Direction: Write out the full set of records below exactly.

A block of data:
──────
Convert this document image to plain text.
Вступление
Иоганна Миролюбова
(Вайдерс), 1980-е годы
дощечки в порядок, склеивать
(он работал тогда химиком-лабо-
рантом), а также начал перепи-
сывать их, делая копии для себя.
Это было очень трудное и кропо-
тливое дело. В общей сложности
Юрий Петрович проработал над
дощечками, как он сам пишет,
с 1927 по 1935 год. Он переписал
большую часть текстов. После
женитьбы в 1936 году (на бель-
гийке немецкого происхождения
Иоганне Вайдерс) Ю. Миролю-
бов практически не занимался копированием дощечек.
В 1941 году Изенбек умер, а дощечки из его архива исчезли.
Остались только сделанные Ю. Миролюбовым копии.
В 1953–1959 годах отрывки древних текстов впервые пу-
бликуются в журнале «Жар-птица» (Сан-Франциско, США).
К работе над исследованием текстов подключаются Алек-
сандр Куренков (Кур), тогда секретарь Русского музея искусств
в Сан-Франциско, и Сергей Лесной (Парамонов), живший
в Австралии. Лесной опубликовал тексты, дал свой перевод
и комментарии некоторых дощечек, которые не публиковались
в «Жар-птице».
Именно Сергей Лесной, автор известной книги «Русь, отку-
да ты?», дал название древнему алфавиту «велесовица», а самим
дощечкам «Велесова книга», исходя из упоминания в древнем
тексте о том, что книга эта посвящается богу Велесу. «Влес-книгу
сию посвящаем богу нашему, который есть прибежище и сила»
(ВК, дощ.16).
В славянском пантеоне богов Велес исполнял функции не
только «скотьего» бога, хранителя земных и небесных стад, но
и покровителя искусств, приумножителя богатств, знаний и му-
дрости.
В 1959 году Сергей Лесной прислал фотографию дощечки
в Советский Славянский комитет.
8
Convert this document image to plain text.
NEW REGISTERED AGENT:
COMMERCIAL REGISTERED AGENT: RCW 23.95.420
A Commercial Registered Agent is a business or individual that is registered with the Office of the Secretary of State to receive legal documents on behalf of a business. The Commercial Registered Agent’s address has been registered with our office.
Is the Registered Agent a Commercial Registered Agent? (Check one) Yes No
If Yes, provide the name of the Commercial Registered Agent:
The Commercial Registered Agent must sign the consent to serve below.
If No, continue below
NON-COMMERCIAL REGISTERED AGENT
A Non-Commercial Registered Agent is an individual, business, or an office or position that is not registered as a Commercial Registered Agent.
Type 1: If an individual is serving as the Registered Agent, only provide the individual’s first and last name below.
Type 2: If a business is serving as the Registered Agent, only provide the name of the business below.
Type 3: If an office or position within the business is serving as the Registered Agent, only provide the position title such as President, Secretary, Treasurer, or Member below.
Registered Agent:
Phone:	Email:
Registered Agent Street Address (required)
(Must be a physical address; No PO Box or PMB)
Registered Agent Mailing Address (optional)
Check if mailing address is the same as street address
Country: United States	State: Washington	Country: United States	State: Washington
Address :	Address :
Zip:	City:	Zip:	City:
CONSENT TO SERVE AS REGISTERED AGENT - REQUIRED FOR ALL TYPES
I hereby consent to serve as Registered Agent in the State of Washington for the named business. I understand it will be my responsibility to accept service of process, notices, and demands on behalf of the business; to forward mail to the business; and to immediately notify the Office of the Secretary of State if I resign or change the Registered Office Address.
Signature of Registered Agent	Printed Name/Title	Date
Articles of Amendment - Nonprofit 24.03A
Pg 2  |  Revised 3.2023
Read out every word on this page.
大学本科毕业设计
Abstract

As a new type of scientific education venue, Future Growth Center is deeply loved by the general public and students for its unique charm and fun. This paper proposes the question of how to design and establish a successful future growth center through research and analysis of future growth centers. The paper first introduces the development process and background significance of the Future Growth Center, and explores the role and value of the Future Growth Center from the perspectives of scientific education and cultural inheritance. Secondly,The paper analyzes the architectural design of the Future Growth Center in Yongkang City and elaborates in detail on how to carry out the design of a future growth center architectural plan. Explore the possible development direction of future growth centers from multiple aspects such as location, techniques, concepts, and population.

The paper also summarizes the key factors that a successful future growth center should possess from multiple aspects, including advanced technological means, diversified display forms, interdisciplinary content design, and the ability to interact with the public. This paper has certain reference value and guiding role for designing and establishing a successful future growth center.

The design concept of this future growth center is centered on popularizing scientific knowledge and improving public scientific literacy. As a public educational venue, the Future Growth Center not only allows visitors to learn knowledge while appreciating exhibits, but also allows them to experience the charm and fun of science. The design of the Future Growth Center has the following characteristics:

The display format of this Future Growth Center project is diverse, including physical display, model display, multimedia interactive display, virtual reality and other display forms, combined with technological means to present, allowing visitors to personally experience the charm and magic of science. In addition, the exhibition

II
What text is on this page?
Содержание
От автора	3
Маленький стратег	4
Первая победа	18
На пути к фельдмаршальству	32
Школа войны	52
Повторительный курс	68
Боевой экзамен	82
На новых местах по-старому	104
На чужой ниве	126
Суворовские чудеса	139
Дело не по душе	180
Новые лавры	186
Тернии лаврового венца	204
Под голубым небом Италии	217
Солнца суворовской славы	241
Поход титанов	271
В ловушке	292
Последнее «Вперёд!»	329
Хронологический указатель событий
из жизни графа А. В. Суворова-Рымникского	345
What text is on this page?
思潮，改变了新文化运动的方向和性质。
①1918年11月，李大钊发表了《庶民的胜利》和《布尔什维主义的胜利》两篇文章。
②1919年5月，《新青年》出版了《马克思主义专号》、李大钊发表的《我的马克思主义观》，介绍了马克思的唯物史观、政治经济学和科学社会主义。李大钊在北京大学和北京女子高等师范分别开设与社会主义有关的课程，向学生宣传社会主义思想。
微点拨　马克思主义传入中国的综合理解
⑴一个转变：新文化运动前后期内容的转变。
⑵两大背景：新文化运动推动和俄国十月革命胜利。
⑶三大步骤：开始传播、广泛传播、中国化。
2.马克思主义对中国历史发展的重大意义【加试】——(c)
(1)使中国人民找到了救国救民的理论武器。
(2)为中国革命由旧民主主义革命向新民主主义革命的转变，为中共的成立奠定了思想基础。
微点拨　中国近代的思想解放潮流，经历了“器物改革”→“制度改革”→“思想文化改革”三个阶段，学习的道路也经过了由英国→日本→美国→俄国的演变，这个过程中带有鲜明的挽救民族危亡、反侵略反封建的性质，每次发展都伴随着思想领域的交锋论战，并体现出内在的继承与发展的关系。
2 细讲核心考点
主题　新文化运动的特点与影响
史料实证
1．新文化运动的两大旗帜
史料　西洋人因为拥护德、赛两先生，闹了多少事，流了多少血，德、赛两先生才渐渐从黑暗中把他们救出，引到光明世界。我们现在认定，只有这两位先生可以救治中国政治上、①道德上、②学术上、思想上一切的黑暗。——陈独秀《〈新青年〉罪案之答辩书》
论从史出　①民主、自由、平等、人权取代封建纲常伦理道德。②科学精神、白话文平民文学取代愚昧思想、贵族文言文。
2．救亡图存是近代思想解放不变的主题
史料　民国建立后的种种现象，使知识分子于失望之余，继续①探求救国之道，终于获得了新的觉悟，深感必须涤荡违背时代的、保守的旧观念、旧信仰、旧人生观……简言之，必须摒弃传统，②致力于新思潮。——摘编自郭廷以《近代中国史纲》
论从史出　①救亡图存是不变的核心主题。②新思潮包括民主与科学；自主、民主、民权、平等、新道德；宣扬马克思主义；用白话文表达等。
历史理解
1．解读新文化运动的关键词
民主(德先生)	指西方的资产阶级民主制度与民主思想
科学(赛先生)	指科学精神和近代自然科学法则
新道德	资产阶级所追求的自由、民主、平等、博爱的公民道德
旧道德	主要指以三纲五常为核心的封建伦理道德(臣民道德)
──────
Result of this task:
Convert this document image to plain text.
Вступление
Иоганна Миролюбова
(Вайдерс), 1980-е годы
дощечки в порядок, склеивать
(он работал тогда химиком-лабо-
рантом), а также начал перепи-
сывать их, делая копии для себя.
Это было очень трудное и кропо-
тливое дело. В общей сложности
Юрий Петрович проработал над
дощечками, как он сам пишет,
с 1927 по 1935 год. Он переписал
большую часть текстов. После
женитьбы в 1936 году (на бель-
гийке немецкого происхождения
Иоганне Вайдерс) Ю. Миролю-
бов практически не занимался копированием дощечек.
В 1941 году Изенбек умер, а дощечки из его архива исчезли.
Остались только сделанные Ю. Миролюбовым копии.
В 1953–1959 годах отрывки древних текстов впервые пу-
бликуются в журнале «Жар-птица» (Сан-Франциско, США).
К работе над исследованием текстов подключаются Алек-
сандр Куренков (Кур), тогда секретарь Русского музея искусств
в Сан-Франциско, и Сергей Лесной (Парамонов), живший
в Австралии. Лесной опубликовал тексты, дал свой перевод
и комментарии некоторых дощечек, которые не публиковались
в «Жар-птице».
Именно Сергей Лесной, автор известной книги «Русь, отку-
да ты?», дал название древнему алфавиту «велесовица», а самим
дощечкам «Велесова книга», исходя из упоминания в древнем
тексте о том, что книга эта посвящается богу Велесу. «Влес-книгу
сию посвящаем богу нашему, который есть прибежище и сила»
(ВК, дощ.16).
В славянском пантеоне богов Велес исполнял функции не
только «скотьего» бога, хранителя земных и небесных стад, но
и покровителя искусств, приумножителя богатств, знаний и му-
дрости.
В 1959 году Сергей Лесной прислал фотографию дощечки
в Советский Славянский комитет.
8
Convert this document image to plain text.
NEW REGISTERED AGENT:
COMMERCIAL REGISTERED AGENT: RCW 23.95.420
A Commercial Registered Agent is a business or individual that is registered with the Office of the Secretary of State to receive legal documents on behalf of a business. The Commercial Registered Agent’s address has been registered with our office.
Is the Registered Agent a Commercial Registered Agent? (Check one) Yes No
If Yes, provide the name of the Commercial Registered Agent:
The Commercial Registered Agent must sign the consent to serve below.
If No, continue below
NON-COMMERCIAL REGISTERED AGENT
A Non-Commercial Registered Agent is an individual, business, or an office or position that is not registered as a Commercial Registered Agent.
Type 1: If an individual is serving as the Registered Agent, only provide the individual’s first and last name below.
Type 2: If a business is serving as the Registered Agent, only provide the name of the business below.
Type 3: If an office or position within the business is serving as the Registered Agent, only provide the position title such as President, Secretary, Treasurer, or Member below.
Registered Agent:
Phone:	Email:
Registered Agent Street Address (required)
(Must be a physical address; No PO Box or PMB)
Registered Agent Mailing Address (optional)
Check if mailing address is the same as street address
Country: United States	State: Washington	Country: United States	State: Washington
Address :	Address :
Zip:	City:	Zip:	City:
CONSENT TO SERVE AS REGISTERED AGENT - REQUIRED FOR ALL TYPES
I hereby consent to serve as Registered Agent in the State of Washington for the named business. I understand it will be my responsibility to accept service of process, notices, and demands on behalf of the business; to forward mail to the business; and to immediately notify the Office of the Secretary of State if I resign or change the Registered Office Address.
Signature of Registered Agent	Printed Name/Title	Date
Articles of Amendment - Nonprofit 24.03A
Pg 2  |  Revised 3.2023
Read out every word on this page.
大学本科毕业设计
Abstract

As a new type of scientific education venue, Future Growth Center is deeply loved by the general public and students for its unique charm and fun. This paper proposes the question of how to design and establish a successful future growth center through research and analysis of future growth centers. The paper first introduces the development process and background significance of the Future Growth Center, and explores the role and value of the Future Growth Center from the perspectives of scientific education and cultural inheritance. Secondly,The paper analyzes the architectural design of the Future Growth Center in Yongkang City and elaborates in detail on how to carry out the design of a future growth center architectural plan. Explore the possible development direction of future growth centers from multiple aspects such as location, techniques, concepts, and population.

The paper also summarizes the key factors that a successful future growth center should possess from multiple aspects, including advanced technological means, diversified display forms, interdisciplinary content design, and the ability to interact with the public. This paper has certain reference value and guiding role for designing and establishing a successful future growth center.

The design concept of this future growth center is centered on popularizing scientific knowledge and improving public scientific literacy. As a public educational venue, the Future Growth Center not only allows visitors to learn knowledge while appreciating exhibits, but also allows them to experience the charm and fun of science. The design of the Future Growth Center has the following characteristics:

The display format of this Future Growth Center project is diverse, including physical display, model display, multimedia interactive display, virtual reality and other display forms, combined with technological means to present, allowing visitors to personally experience the charm and magic of science. In addition, the exhibition

II
What text is on this page?
Содержание
От автора	3
Маленький стратег	4
Первая победа	18
На пути к фельдмаршальству	32
Школа войны	52
Повторительный курс	68
Боевой экзамен	82
На новых местах по-старому	104
На чужой ниве	126
Суворовские чудеса	139
Дело не по душе	180
Новые лавры	186
Тернии лаврового венца	204
Под голубым небом Италии	217
Солнца суворовской славы	241
Поход титанов	271
В ловушке	292
Последнее «Вперёд!»	329
Хронологический указатель событий
из жизни графа А. В. Суворова-Рымникского	345
What text is on this page?
思潮，改变了新文化运动的方向和性质。
①1918年11月，李大钊发表了《庶民的胜利》和《布尔什维主义的胜利》两篇文章。
②1919年5月，《新青年》出版了《马克思主义专号》、李大钊发表的《我的马克思主义观》，介绍了马克思的唯物史观、政治经济学和科学社会主义。李大钊在北京大学和北京女子高等师范分别开设与社会主义有关的课程，向学生宣传社会主义思想。
微点拨　马克思主义传入中国的综合理解
⑴一个转变：新文化运动前后期内容的转变。
⑵两大背景：新文化运动推动和俄国十月革命胜利。
⑶三大步骤：开始传播、广泛传播、中国化。
2.马克思主义对中国历史发展的重大意义【加试】——(c)
(1)使中国人民找到了救国救民的理论武器。
(2)为中国革命由旧民主主义革命向新民主主义革命的转变，为中共的成立奠定了思想基础。
微点拨　中国近代的思想解放潮流，经历了“器物改革”→“制度改革”→“思想文化改革”三个阶段，学习的道路也经过了由英国→日本→美国→俄国的演变，这个过程中带有鲜明的挽救民族危亡、反侵略反封建的性质，每次发展都伴随着思想领域的交锋论战，并体现出内在的继承与发展的关系。
2 细讲核心考点
主题　新文化运动的特点与影响
史料实证
1．新文化运动的两大旗帜
史料　西洋人因为拥护德、赛两先生，闹了多少事，流了多少血，德、赛两先生才渐渐从黑暗中把他们救出，引到光明世界。我们现在认定，只有这两位先生可以救治中国政治上、①道德上、②学术上、思想上一切的黑暗。——陈独秀《〈新青年〉罪案之答辩书》
论从史出　①民主、自由、平等、人权取代封建纲常伦理道德。②科学精神、白话文平民文学取代愚昧思想、贵族文言文。
2．救亡图存是近代思想解放不变的主题
史料　民国建立后的种种现象，使知识分子于失望之余，继续①探求救国之道，终于获得了新的觉悟，深感必须涤荡违背时代的、保守的旧观念、旧信仰、旧人生观……简言之，必须摒弃传统，②致力于新思潮。——摘编自郭廷以《近代中国史纲》
论从史出　①救亡图存是不变的核心主题。②新思潮包括民主与科学；自主、民主、民权、平等、新道德；宣扬马克思主义；用白话文表达等。
历史理解
1．解读新文化运动的关键词
民主(德先生)	指西方的资产阶级民主制度与民主思想
科学(赛先生)	指科学精神和近代自然科学法则
新道德	资产阶级所追求的自由、民主、平等、博爱的公民道德
旧道德	主要指以三纲五常为核心的封建伦理道德(臣民道德)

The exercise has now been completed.